> [Task requirements]: Can you reproduce the data beneath, keeping every line exact?

(Stored records)
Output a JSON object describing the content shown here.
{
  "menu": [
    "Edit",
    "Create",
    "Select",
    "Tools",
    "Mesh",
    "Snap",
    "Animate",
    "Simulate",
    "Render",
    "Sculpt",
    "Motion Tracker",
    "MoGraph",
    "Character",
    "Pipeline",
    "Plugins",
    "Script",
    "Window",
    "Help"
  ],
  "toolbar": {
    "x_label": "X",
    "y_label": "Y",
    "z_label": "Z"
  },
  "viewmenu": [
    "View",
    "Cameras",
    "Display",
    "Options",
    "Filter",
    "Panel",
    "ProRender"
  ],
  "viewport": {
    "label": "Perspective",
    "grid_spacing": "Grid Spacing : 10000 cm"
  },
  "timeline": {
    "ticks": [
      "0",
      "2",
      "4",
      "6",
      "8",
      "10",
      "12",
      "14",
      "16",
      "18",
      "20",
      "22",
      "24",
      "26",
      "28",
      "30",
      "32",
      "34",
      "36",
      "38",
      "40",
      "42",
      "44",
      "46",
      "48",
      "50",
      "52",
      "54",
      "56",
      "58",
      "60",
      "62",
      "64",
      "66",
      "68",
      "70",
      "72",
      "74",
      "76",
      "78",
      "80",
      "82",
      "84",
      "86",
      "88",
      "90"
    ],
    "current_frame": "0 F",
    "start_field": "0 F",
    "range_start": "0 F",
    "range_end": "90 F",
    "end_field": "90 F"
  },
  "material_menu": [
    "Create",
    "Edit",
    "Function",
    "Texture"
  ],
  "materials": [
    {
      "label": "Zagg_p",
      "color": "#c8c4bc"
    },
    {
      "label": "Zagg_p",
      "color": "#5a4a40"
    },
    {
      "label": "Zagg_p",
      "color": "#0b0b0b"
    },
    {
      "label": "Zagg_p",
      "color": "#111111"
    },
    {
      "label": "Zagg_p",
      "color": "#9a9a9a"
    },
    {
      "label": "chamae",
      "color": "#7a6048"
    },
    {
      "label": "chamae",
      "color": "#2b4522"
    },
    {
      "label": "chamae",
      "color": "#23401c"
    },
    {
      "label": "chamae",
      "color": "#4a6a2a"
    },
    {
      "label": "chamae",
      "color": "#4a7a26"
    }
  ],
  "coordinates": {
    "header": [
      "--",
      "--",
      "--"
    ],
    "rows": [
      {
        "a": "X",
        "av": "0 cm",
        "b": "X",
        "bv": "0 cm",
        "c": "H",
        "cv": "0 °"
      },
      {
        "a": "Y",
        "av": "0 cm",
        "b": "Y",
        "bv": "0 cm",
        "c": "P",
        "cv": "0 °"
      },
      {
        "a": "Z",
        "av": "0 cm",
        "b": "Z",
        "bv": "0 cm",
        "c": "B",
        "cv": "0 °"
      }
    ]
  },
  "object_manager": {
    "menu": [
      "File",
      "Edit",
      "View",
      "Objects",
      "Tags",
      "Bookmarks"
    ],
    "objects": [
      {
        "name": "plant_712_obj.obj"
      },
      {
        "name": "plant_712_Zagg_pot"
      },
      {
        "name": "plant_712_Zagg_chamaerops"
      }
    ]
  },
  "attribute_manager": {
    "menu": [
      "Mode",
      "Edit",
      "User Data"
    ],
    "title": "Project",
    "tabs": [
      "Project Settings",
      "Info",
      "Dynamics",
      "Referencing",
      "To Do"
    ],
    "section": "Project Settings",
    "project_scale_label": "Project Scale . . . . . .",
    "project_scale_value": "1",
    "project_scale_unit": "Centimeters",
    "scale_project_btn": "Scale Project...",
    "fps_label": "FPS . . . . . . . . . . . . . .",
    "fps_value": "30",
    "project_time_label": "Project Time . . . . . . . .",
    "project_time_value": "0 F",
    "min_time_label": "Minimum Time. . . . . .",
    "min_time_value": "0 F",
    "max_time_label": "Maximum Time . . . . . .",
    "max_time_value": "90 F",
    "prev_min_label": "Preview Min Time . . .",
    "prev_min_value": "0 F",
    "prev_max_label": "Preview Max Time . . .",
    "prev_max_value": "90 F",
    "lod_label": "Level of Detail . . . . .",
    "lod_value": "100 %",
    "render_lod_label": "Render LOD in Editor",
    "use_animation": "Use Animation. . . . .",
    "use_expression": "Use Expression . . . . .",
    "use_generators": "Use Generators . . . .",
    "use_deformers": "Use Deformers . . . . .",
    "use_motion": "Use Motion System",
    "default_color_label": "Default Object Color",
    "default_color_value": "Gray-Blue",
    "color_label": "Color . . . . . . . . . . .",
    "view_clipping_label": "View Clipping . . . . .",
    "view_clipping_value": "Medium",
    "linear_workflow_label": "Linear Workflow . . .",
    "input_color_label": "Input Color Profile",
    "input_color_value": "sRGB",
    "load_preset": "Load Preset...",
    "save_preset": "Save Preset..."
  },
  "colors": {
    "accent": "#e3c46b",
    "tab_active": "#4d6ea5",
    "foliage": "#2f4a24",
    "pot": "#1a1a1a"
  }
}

> [Output of the exercise]:
Output a JSON object describing the content shown here.
{
  "menu": [
    "Edit",
    "Create",
    "Select",
    "Tools",
    "Mesh",
    "Snap",
    "Animate",
    "Simulate",
    "Render",
    "Sculpt",
    "Motion Tracker",
    "MoGraph",
    "Character",
    "Pipeline",
    "Plugins",
    "Script",
    "Window",
    "Help"
  ],
  "toolbar": {
    "x_label": "X",
    "y_label": "Y",
    "z_label": "Z"
  },
  "viewmenu": [
    "View",
    "Cameras",
    "Display",
    "Options",
    "Filter",
    "Panel",
    "ProRender"
  ],
  "viewport": {
    "label": "Perspective",
    "grid_spacing": "Grid Spacing : 10000 cm"
  },
  "timeline": {
    "ticks": [
      "0",
      "2",
      "4",
      "6",
      "8",
      "10",
      "12",
      "14",
      "16",
      "18",
      "20",
      "22",
      "24",
      "26",
      "28",
      "30",
      "32",
      "34",
      "36",
      "38",
      "40",
      "42",
      "44",
      "46",
      "48",
      "50",
      "52",
      "54",
      "56",
      "58",
      "60",
      "62",
      "64",
      "66",
      "68",
      "70",
      "72",
      "74",
      "76",
      "78",
      "80",
      "82",
      "84",
      "86",
      "88",
      "90"
    ],
    "current_frame": "0 F",
    "start_field": "0 F",
    "range_start": "0 F",
    "range_end": "90 F",
    "end_field": "90 F"
  },
  "material_menu": [
    "Create",
    "Edit",
    "Function",
    "Texture"
  ],
  "materials": [
    {
      "label": "Zagg_p",
      "color": "#c8c4bc"
    },
    {
      "label": "Zagg_p",
      "color": "#5a4a40"
    },
    {
      "label": "Zagg_p",
      "color": "#0b0b0b"
    },
    {
      "label": "Zagg_p",
      "color": "#111111"
    },
    {
      "label": "Zagg_p",
      "color": "#9a9a9a"
    },
    {
      "label": "chamae",
      "color": "#7a6048"
    },
    {
      "label": "chamae",
      "color": "#2b4522"
    },
    {
      "label": "chamae",
      "color": "#23401c"
    },
    {
      "label": "chamae",
      "color": "#4a6a2a"
    },
    {
      "label": "chamae",
      "color": "#4a7a26"
    }
  ],
  "coordinates": {
    "header": [
      "--",
      "--",
      "--"
    ],
    "rows": [
      {
        "a": "X",
        "av": "0 cm",
        "b": "X",
        "bv": "0 cm",
        "c": "H",
        "cv": "0 °"
      },
      {
        "a": "Y",
        "av": "0 cm",
        "b": "Y",
        "bv": "0 cm",
        "c": "P",
        "cv": "0 °"
      },
      {
        "a": "Z",
        "av": "0 cm",
        "b": "Z",
        "bv": "0 cm",
        "c": "B",
        "cv": "0 °"
      }
    ]
  },
  "object_manager": {
    "menu": [
      "File",
      "Edit",
      "View",
      "Objects",
      "Tags",
      "Bookmarks"
    ],
    "objects": [
      {
        "name": "plant_712_obj.obj"
      },
      {
        "name": "plant_712_Zagg_pot"
      },
      {
        "name": "plant_712_Zagg_chamaerops"
      }
    ]
  },
  "attribute_manager": {
    "menu": [
      "Mode",
      "Edit",
      "User Data"
    ],
    "title": "Project",
    "tabs": [
      "Project Settings",
      "Info",
      "Dynamics",
      "Referencing",
      "To Do"
    ],
    "section": "Project Settings",
    "project_scale_label": "Project Scale . . . . . .",
    "project_scale_value": "1",
    "project_scale_unit": "Centimeters",
    "scale_project_btn": "Scale Project...",
    "fps_label": "FPS . . . . . . . . . . . . . .",
    "fps_value": "30",
    "project_time_label": "Project Time . . . . . . . .",
    "project_time_value": "0 F",
    "min_time_label": "Minimum Time. . . . . .",
    "min_time_value": "0 F",
    "max_time_label": "Maximum Time . . . . . .",
    "max_time_value": "90 F",
    "prev_min_label": "Preview Min Time . . .",
    "prev_min_value": "0 F",
    "prev_max_label": "Preview Max Time . . .",
    "prev_max_value": "90 F",
    "lod_label": "Level of Detail . . . . .",
    "lod_value": "100 %",
    "render_lod_label": "Render LOD in Editor",
    "use_animation": "Use Animation. . . . .",
    "use_expression": "Use Expression . . . . .",
    "use_generators": "Use Generators . . . .",
    "use_deformers": "Use Deformers . . . . .",
    "use_motion": "Use Motion System",
    "default_color_label": "Default Object Color",
    "default_color_value": "Gray-Blue",
    "color_label": "Color . . . . . . . . . . .",
    "view_clipping_label": "View Clipping . . . . .",
    "view_clipping_value": "Medium",
    "linear_workflow_label": "Linear Workflow . . .",
    "input_color_label": "Input Color Profile",
    "input_color_value": "sRGB",
    "load_preset": "Load Preset...",
    "save_preset": "Save Preset..."
  },
  "colors": {
    "accent": "#e3c46b",
    "tab_active": "#4d6ea5",
    "foliage": "#2f4a24",
    "pot": "#1a1a1a"
  }
}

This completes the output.